Exercise directions: The listing beneath should be written out in full, exactly as shown.
:: Provided data
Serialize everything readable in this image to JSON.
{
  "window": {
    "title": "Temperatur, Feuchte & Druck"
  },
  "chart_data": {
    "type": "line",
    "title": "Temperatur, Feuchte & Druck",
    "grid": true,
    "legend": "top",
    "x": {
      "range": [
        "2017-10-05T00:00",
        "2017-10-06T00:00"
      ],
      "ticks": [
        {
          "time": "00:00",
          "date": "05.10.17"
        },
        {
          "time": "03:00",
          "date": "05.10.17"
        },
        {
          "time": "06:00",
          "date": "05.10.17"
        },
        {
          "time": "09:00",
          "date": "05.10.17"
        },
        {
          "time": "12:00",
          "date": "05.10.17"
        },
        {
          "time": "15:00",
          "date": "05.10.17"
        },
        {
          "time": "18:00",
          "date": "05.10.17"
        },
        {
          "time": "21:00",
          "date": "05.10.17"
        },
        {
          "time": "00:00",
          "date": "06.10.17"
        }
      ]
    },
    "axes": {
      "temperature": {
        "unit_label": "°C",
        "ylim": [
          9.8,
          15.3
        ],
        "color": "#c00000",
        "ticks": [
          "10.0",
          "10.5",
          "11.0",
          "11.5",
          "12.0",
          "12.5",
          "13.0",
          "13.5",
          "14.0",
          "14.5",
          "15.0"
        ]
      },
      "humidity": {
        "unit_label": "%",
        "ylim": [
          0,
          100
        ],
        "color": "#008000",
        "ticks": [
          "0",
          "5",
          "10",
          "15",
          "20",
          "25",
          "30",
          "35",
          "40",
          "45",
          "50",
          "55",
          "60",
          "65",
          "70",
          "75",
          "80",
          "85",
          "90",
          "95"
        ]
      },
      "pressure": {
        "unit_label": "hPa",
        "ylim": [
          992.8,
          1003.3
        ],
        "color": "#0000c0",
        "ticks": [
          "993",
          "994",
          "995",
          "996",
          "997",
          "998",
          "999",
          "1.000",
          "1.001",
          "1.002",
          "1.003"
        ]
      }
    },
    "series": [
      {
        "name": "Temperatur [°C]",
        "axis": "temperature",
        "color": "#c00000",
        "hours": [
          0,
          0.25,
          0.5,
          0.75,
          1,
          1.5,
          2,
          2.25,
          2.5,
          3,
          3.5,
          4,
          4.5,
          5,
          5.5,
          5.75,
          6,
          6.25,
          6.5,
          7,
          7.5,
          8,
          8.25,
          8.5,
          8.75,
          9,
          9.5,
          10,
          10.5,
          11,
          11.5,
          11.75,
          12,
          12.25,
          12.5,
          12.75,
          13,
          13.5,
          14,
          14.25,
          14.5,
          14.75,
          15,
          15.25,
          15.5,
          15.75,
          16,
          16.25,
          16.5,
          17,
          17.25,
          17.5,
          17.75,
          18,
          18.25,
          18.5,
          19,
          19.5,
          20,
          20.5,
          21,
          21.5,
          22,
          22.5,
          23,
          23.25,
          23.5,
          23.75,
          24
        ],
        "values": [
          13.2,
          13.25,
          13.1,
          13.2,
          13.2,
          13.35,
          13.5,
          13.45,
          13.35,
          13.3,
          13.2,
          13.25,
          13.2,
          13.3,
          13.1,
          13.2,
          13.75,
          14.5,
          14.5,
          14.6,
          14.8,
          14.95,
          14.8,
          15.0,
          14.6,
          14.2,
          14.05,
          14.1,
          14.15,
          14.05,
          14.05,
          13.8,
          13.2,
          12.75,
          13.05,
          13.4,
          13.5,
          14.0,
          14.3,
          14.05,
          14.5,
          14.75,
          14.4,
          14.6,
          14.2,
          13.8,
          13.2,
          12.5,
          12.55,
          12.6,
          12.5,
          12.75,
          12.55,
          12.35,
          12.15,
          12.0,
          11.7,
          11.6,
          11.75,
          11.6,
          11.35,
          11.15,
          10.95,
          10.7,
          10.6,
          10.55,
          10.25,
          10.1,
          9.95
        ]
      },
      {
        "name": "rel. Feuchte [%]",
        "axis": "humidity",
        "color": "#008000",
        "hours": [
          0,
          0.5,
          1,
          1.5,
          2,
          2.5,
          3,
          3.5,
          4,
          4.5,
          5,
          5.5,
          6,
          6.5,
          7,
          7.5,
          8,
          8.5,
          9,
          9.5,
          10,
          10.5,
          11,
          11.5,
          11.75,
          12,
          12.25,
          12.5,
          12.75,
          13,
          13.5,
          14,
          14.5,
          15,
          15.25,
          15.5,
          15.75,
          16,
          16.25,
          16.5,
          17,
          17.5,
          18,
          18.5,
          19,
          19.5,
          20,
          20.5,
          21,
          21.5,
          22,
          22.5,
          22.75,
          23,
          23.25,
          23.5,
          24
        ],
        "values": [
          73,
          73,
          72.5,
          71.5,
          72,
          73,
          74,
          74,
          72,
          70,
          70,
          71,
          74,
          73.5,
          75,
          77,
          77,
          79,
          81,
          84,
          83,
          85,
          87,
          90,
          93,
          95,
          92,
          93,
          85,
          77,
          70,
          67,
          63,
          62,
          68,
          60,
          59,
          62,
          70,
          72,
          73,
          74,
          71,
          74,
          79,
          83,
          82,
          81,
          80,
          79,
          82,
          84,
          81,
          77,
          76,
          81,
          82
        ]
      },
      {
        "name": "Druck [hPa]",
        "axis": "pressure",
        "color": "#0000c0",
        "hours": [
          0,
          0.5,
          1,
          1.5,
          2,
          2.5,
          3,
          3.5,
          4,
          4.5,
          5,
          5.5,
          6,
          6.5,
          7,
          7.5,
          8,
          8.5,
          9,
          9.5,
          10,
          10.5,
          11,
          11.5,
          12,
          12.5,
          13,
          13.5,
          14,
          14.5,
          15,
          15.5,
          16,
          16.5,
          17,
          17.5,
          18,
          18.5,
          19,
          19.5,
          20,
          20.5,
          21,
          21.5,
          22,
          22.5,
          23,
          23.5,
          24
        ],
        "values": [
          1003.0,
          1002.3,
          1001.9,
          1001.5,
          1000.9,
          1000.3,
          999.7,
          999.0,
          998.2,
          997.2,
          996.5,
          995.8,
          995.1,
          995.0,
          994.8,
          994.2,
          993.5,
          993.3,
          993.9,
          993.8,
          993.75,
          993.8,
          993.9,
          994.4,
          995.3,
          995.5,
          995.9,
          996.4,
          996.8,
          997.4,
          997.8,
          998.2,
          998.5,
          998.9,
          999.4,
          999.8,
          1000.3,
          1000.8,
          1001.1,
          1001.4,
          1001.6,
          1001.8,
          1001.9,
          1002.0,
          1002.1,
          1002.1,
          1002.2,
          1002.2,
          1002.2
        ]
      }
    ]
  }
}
::::
Right answer:
Serialize everything readable in this image to JSON.
{
  "window": {
    "title": "Temperatur, Feuchte & Druck"
  },
  "chart_data": {
    "type": "line",
    "title": "Temperatur, Feuchte & Druck",
    "grid": true,
    "legend": "top",
    "x": {
      "range": [
        "2017-10-05T00:00",
        "2017-10-06T00:00"
      ],
      "ticks": [
        {
          "time": "00:00",
          "date": "05.10.17"
        },
        {
          "time": "03:00",
          "date": "05.10.17"
        },
        {
          "time": "06:00",
          "date": "05.10.17"
        },
        {
          "time": "09:00",
          "date": "05.10.17"
        },
        {
          "time": "12:00",
          "date": "05.10.17"
        },
        {
          "time": "15:00",
          "date": "05.10.17"
        },
        {
          "time": "18:00",
          "date": "05.10.17"
        },
        {
          "time": "21:00",
          "date": "05.10.17"
        },
        {
          "time": "00:00",
          "date": "06.10.17"
        }
      ]
    },
    "axes": {
      "temperature": {
        "unit_label": "°C",
        "ylim": [
          9.8,
          15.3
        ],
        "color": "#c00000",
        "ticks": [
          "10.0",
          "10.5",
          "11.0",
          "11.5",
          "12.0",
          "12.5",
          "13.0",
          "13.5",
          "14.0",
          "14.5",
          "15.0"
        ]
      },
      "humidity": {
        "unit_label": "%",
        "ylim": [
          0,
          100
        ],
        "color": "#008000",
        "ticks": [
          "0",
          "5",
          "10",
          "15",
          "20",
          "25",
          "30",
          "35",
          "40",
          "45",
          "50",
          "55",
          "60",
          "65",
          "70",
          "75",
          "80",
          "85",
          "90",
          "95"
        ]
      },
      "pressure": {
        "unit_label": "hPa",
        "ylim": [
          992.8,
          1003.3
        ],
        "color": "#0000c0",
        "ticks": [
          "993",
          "994",
          "995",
          "996",
          "997",
          "998",
          "999",
          "1.000",
          "1.001",
          "1.002",
          "1.003"
        ]
      }
    },
    "series": [
      {
        "name": "Temperatur [°C]",
        "axis": "temperature",
        "color": "#c00000",
        "hours": [
          0,
          0.25,
          0.5,
          0.75,
          1,
          1.5,
          2,
          2.25,
          2.5,
          3,
          3.5,
          4,
          4.5,
          5,
          5.5,
          5.75,
          6,
          6.25,
          6.5,
          7,
          7.5,
          8,
          8.25,
          8.5,
          8.75,
          9,
          9.5,
          10,
          10.5,
          11,
          11.5,
          11.75,
          12,
          12.25,
          12.5,
          12.75,
          13,
          13.5,
          14,
          14.25,
          14.5,
          14.75,
          15,
          15.25,
          15.5,
          15.75,
          16,
          16.25,
          16.5,
          17,
          17.25,
          17.5,
          17.75,
          18,
          18.25,
          18.5,
          19,
          19.5,
          20,
          20.5,
          21,
          21.5,
          22,
          22.5,
          23,
          23.25,
          23.5,
          23.75,
          24
        ],
        "values": [
          13.2,
          13.25,
          13.1,
          13.2,
          13.2,
          13.35,
          13.5,
          13.45,
          13.35,
          13.3,
          13.2,
          13.25,
          13.2,
          13.3,
          13.1,
          13.2,
          13.75,
          14.5,
          14.5,
          14.6,
          14.8,
          14.95,
          14.8,
          15.0,
          14.6,
          14.2,
          14.05,
          14.1,
          14.15,
          14.05,
          14.05,
          13.8,
          13.2,
          12.75,
          13.05,
          13.4,
          13.5,
          14.0,
          14.3,
          14.05,
          14.5,
          14.75,
          14.4,
          14.6,
          14.2,
          13.8,
          13.2,
          12.5,
          12.55,
          12.6,
          12.5,
          12.75,
          12.55,
          12.35,
          12.15,
          12.0,
          11.7,
          11.6,
          11.75,
          11.6,
          11.35,
          11.15,
          10.95,
          10.7,
          10.6,
          10.55,
          10.25,
          10.1,
          9.95
        ]
      },
      {
        "name": "rel. Feuchte [%]",
        "axis": "humidity",
        "color": "#008000",
        "hours": [
          0,
          0.5,
          1,
          1.5,
          2,
          2.5,
          3,
          3.5,
          4,
          4.5,
          5,
          5.5,
          6,
          6.5,
          7,
          7.5,
          8,
          8.5,
          9,
          9.5,
          10,
          10.5,
          11,
          11.5,
          11.75,
          12,
          12.25,
          12.5,
          12.75,
          13,
          13.5,
          14,
          14.5,
          15,
          15.25,
          15.5,
          15.75,
          16,
          16.25,
          16.5,
          17,
          17.5,
          18,
          18.5,
          19,
          19.5,
          20,
          20.5,
          21,
          21.5,
          22,
          22.5,
          22.75,
          23,
          23.25,
          23.5,
          24
        ],
        "values": [
          73,
          73,
          72.5,
          71.5,
          72,
          73,
          74,
          74,
          72,
          70,
          70,
          71,
          74,
          73.5,
          75,
          77,
          77,
          79,
          81,
          84,
          83,
          85,
          87,
          90,
          93,
          95,
          92,
          93,
          85,
          77,
          70,
          67,
          63,
          62,
          68,
          60,
          59,
          62,
          70,
          72,
          73,
          74,
          71,
          74,
          79,
          83,
          82,
          81,
          80,
          79,
          82,
          84,
          81,
          77,
          76,
          81,
          82
        ]
      },
      {
        "name": "Druck [hPa]",
        "axis": "pressure",
        "color": "#0000c0",
        "hours": [
          0,
          0.5,
          1,
          1.5,
          2,
          2.5,
          3,
          3.5,
          4,
          4.5,
          5,
          5.5,
          6,
          6.5,
          7,
          7.5,
          8,
          8.5,
          9,
          9.5,
          10,
          10.5,
          11,
          11.5,
          12,
          12.5,
          13,
          13.5,
          14,
          14.5,
          15,
          15.5,
          16,
          16.5,
          17,
          17.5,
          18,
          18.5,
          19,
          19.5,
          20,
          20.5,
          21,
          21.5,
          22,
          22.5,
          23,
          23.5,
          24
        ],
        "values": [
          1003.0,
          1002.3,
          1001.9,
          1001.5,
          1000.9,
          1000.3,
          999.7,
          999.0,
          998.2,
          997.2,
          996.5,
          995.8,
          995.1,
          995.0,
          994.8,
          994.2,
          993.5,
          993.3,
          993.9,
          993.8,
          993.75,
          993.8,
          993.9,
          994.4,
          995.3,
          995.5,
          995.9,
          996.4,
          996.8,
          997.4,
          997.8,
          998.2,
          998.5,
          998.9,
          999.4,
          999.8,
          1000.3,
          1000.8,
          1001.1,
          1001.4,
          1001.6,
          1001.8,
          1001.9,
          1002.0,
          1002.1,
          1002.1,
          1002.2,
          1002.2,
          1002.2
        ]
      }
    ]
  }
}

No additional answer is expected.